━━━ DATA PROVIDED ━━━

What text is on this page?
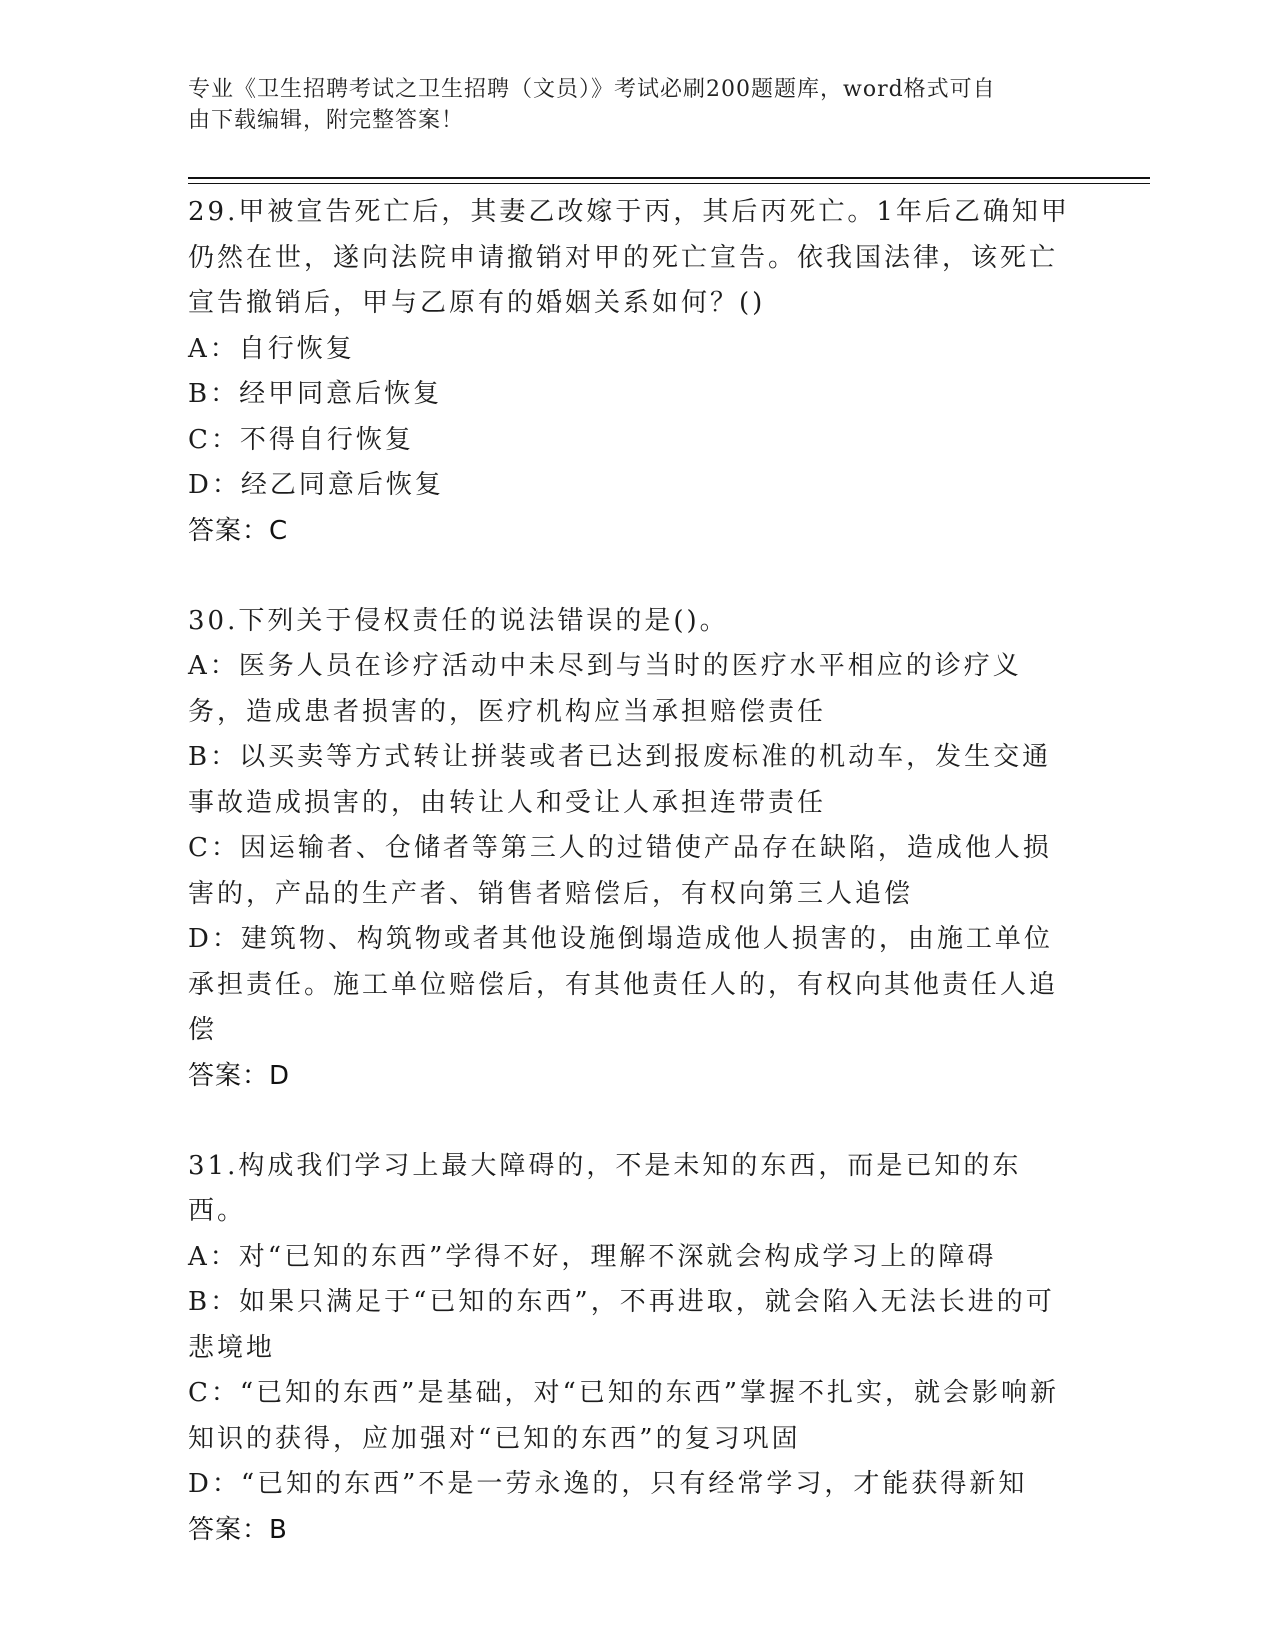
专业《卫生招聘考试之卫生招聘（文员）》考试必刷200题题库，word格式可自
由下载编辑，附完整答案！
29.甲被宣告死亡后，其妻乙改嫁于丙，其后丙死亡。1年后乙确知甲仍然在世，遂向法院申请撤销对甲的死亡宣告。依我国法律，该死亡宣告撤销后，甲与乙原有的婚姻关系如何？()
A：自行恢复
B：经甲同意后恢复
C：不得自行恢复
D：经乙同意后恢复
答案：C
30.下列关于侵权责任的说法错误的是()。
A：医务人员在诊疗活动中未尽到与当时的医疗水平相应的诊疗义务，造成患者损害的，医疗机构应当承担赔偿责任
B：以买卖等方式转让拼装或者已达到报废标准的机动车，发生交通事故造成损害的，由转让人和受让人承担连带责任
C：因运输者、仓储者等第三人的过错使产品存在缺陷，造成他人损害的，产品的生产者、销售者赔偿后，有权向第三人追偿
D：建筑物、构筑物或者其他设施倒塌造成他人损害的，由施工单位承担责任。施工单位赔偿后，有其他责任人的，有权向其他责任人追偿
答案：D
31.构成我们学习上最大障碍的，不是未知的东西，而是已知的东西。
A：对“已知的东西”学得不好，理解不深就会构成学习上的障碍
B：如果只满足于“已知的东西”，不再进取，就会陷入无法长进的可悲境地
C：“已知的东西”是基础，对“已知的东西”掌握不扎实，就会影响新知识的获得，应加强对“已知的东西”的复习巩固
D：“已知的东西”不是一劳永逸的，只有经常学习，才能获得新知
答案：B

━━━

**GOAL OF THE EXERCISE:** Set down the material exactly, every line of it, except for the pictures.

**RESULT:**
What text is on this page?
专业《卫生招聘考试之卫生招聘（文员）》考试必刷200题题库，word格式可自
由下载编辑，附完整答案！
29.甲被宣告死亡后，其妻乙改嫁于丙，其后丙死亡。1年后乙确知甲仍然在世，遂向法院申请撤销对甲的死亡宣告。依我国法律，该死亡宣告撤销后，甲与乙原有的婚姻关系如何？()
A：自行恢复
B：经甲同意后恢复
C：不得自行恢复
D：经乙同意后恢复
答案：C
30.下列关于侵权责任的说法错误的是()。
A：医务人员在诊疗活动中未尽到与当时的医疗水平相应的诊疗义务，造成患者损害的，医疗机构应当承担赔偿责任
B：以买卖等方式转让拼装或者已达到报废标准的机动车，发生交通事故造成损害的，由转让人和受让人承担连带责任
C：因运输者、仓储者等第三人的过错使产品存在缺陷，造成他人损害的，产品的生产者、销售者赔偿后，有权向第三人追偿
D：建筑物、构筑物或者其他设施倒塌造成他人损害的，由施工单位承担责任。施工单位赔偿后，有其他责任人的，有权向其他责任人追偿
答案：D
31.构成我们学习上最大障碍的，不是未知的东西，而是已知的东西。
A：对“已知的东西”学得不好，理解不深就会构成学习上的障碍
B：如果只满足于“已知的东西”，不再进取，就会陷入无法长进的可悲境地
C：“已知的东西”是基础，对“已知的东西”掌握不扎实，就会影响新知识的获得，应加强对“已知的东西”的复习巩固
D：“已知的东西”不是一劳永逸的，只有经常学习，才能获得新知
答案：B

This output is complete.